Stored data entries
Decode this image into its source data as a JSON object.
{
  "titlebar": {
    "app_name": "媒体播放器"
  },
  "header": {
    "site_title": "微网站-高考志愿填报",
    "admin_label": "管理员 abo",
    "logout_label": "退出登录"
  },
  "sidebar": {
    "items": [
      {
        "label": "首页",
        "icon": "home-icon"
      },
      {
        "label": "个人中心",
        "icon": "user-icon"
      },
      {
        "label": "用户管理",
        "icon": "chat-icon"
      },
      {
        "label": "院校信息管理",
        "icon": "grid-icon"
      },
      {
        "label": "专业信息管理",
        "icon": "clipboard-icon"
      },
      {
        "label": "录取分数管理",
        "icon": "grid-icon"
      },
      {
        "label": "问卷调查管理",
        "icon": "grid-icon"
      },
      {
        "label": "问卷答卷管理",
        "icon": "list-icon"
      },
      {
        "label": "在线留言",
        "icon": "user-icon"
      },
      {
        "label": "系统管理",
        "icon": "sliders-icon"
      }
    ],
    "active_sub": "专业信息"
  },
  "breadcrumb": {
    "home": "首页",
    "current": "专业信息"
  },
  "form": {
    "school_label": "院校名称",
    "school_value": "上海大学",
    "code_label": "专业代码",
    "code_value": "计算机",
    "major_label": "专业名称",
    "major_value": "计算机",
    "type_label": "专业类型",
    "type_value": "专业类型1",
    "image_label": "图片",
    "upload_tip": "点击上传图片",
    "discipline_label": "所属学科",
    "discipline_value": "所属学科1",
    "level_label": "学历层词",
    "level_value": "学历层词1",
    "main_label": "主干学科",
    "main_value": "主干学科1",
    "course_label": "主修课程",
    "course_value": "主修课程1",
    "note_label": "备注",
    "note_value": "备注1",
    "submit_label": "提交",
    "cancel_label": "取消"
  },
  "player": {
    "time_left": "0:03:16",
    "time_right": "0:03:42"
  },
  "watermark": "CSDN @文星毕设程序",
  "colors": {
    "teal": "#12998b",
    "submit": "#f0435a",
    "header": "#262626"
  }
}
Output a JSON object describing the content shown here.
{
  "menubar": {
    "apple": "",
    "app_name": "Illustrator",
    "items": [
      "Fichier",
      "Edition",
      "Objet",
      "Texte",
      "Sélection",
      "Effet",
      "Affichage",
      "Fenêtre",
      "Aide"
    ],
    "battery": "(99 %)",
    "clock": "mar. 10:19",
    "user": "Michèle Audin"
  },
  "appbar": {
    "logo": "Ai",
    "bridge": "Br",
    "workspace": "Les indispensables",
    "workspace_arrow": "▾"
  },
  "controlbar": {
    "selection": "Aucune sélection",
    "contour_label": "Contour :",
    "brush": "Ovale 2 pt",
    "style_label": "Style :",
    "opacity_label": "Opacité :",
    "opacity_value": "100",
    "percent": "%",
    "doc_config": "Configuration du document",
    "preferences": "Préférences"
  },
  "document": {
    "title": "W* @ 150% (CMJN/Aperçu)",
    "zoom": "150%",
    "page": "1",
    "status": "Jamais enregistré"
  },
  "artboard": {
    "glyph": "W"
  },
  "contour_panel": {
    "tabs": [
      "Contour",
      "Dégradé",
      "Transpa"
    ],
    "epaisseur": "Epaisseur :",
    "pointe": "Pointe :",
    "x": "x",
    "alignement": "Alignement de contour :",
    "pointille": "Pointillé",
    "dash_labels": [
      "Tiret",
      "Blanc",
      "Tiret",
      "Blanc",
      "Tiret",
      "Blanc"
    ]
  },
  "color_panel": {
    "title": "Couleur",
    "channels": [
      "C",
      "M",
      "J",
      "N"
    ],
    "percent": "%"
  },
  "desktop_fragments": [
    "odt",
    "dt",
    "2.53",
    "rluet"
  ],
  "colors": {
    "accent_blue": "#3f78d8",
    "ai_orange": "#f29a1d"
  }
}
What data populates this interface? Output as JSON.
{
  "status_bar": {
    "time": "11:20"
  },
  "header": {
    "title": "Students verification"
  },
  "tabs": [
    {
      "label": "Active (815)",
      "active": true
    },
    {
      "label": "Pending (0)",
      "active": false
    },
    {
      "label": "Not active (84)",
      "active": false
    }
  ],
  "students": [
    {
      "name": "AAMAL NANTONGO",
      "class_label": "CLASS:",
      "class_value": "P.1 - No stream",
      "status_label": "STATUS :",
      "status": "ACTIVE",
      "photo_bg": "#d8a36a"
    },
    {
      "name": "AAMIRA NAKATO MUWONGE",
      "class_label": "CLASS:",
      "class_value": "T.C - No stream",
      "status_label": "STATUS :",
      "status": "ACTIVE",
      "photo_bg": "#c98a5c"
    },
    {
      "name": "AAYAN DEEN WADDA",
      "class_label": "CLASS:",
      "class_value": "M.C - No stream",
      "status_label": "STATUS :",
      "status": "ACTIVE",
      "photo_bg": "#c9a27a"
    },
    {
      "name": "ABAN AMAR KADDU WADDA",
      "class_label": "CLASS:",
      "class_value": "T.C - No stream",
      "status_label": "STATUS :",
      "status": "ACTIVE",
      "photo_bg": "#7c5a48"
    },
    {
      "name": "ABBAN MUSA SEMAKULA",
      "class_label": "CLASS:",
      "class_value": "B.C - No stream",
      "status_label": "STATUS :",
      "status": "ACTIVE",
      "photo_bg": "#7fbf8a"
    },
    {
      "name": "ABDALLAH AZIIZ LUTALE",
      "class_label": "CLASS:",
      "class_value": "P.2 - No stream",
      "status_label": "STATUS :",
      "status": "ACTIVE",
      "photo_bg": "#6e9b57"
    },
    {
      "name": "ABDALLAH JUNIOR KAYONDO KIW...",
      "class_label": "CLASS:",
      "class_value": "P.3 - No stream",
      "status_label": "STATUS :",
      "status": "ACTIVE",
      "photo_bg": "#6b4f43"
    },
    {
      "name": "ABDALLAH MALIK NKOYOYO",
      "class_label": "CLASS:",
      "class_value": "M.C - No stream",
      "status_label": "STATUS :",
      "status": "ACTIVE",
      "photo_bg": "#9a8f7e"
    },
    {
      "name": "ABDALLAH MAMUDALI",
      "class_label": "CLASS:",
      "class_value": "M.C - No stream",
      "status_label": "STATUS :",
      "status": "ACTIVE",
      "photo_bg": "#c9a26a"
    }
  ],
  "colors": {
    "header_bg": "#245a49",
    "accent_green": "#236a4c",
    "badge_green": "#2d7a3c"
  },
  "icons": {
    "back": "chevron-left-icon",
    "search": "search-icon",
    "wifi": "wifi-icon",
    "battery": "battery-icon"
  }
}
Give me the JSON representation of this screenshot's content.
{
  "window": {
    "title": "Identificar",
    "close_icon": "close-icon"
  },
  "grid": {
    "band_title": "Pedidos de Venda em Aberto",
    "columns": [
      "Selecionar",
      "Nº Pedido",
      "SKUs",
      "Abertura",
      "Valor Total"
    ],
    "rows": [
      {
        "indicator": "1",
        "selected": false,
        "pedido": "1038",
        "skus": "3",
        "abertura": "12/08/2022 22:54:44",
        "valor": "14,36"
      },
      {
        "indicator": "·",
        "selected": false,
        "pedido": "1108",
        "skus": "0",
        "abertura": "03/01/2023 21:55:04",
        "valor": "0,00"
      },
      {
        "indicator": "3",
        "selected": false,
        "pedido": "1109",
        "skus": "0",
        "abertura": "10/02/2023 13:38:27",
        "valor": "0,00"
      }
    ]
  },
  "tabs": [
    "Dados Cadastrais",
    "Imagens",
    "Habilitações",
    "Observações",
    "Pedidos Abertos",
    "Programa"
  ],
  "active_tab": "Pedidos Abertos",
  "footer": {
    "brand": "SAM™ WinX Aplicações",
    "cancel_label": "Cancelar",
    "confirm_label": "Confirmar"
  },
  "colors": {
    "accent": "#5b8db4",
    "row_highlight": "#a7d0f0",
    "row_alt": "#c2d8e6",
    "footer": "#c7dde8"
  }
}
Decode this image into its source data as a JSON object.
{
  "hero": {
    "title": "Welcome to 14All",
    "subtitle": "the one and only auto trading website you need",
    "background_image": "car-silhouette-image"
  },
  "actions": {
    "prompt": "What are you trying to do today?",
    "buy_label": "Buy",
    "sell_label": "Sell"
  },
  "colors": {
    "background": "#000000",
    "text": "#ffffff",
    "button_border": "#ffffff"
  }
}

■ WHAT IS EXPECTED:
Can you quote exactly the lines from the one containing "Give me the" through the last line of the records above, and nothing else?

■ OUTPUT BELOW:
Give me the JSON representation of this screenshot's content.
{
  "window": {
    "title": "Identificar",
    "close_icon": "close-icon"
  },
  "grid": {
    "band_title": "Pedidos de Venda em Aberto",
    "columns": [
      "Selecionar",
      "Nº Pedido",
      "SKUs",
      "Abertura",
      "Valor Total"
    ],
    "rows": [
      {
        "indicator": "1",
        "selected": false,
        "pedido": "1038",
        "skus": "3",
        "abertura": "12/08/2022 22:54:44",
        "valor": "14,36"
      },
      {
        "indicator": "·",
        "selected": false,
        "pedido": "1108",
        "skus": "0",
        "abertura": "03/01/2023 21:55:04",
        "valor": "0,00"
      },
      {
        "indicator": "3",
        "selected": false,
        "pedido": "1109",
        "skus": "0",
        "abertura": "10/02/2023 13:38:27",
        "valor": "0,00"
      }
    ]
  },
  "tabs": [
    "Dados Cadastrais",
    "Imagens",
    "Habilitações",
    "Observações",
    "Pedidos Abertos",
    "Programa"
  ],
  "active_tab": "Pedidos Abertos",
  "footer": {
    "brand": "SAM™ WinX Aplicações",
    "cancel_label": "Cancelar",
    "confirm_label": "Confirmar"
  },
  "colors": {
    "accent": "#5b8db4",
    "row_highlight": "#a7d0f0",
    "row_alt": "#c2d8e6",
    "footer": "#c7dde8"
  }
}
Decode this image into its source data as a JSON object.
{
  "hero": {
    "title": "Welcome to 14All",
    "subtitle": "the one and only auto trading website you need",
    "background_image": "car-silhouette-image"
  },
  "actions": {
    "prompt": "What are you trying to do today?",
    "buy_label": "Buy",
    "sell_label": "Sell"
  },
  "colors": {
    "background": "#000000",
    "text": "#ffffff",
    "button_border": "#ffffff"
  }
}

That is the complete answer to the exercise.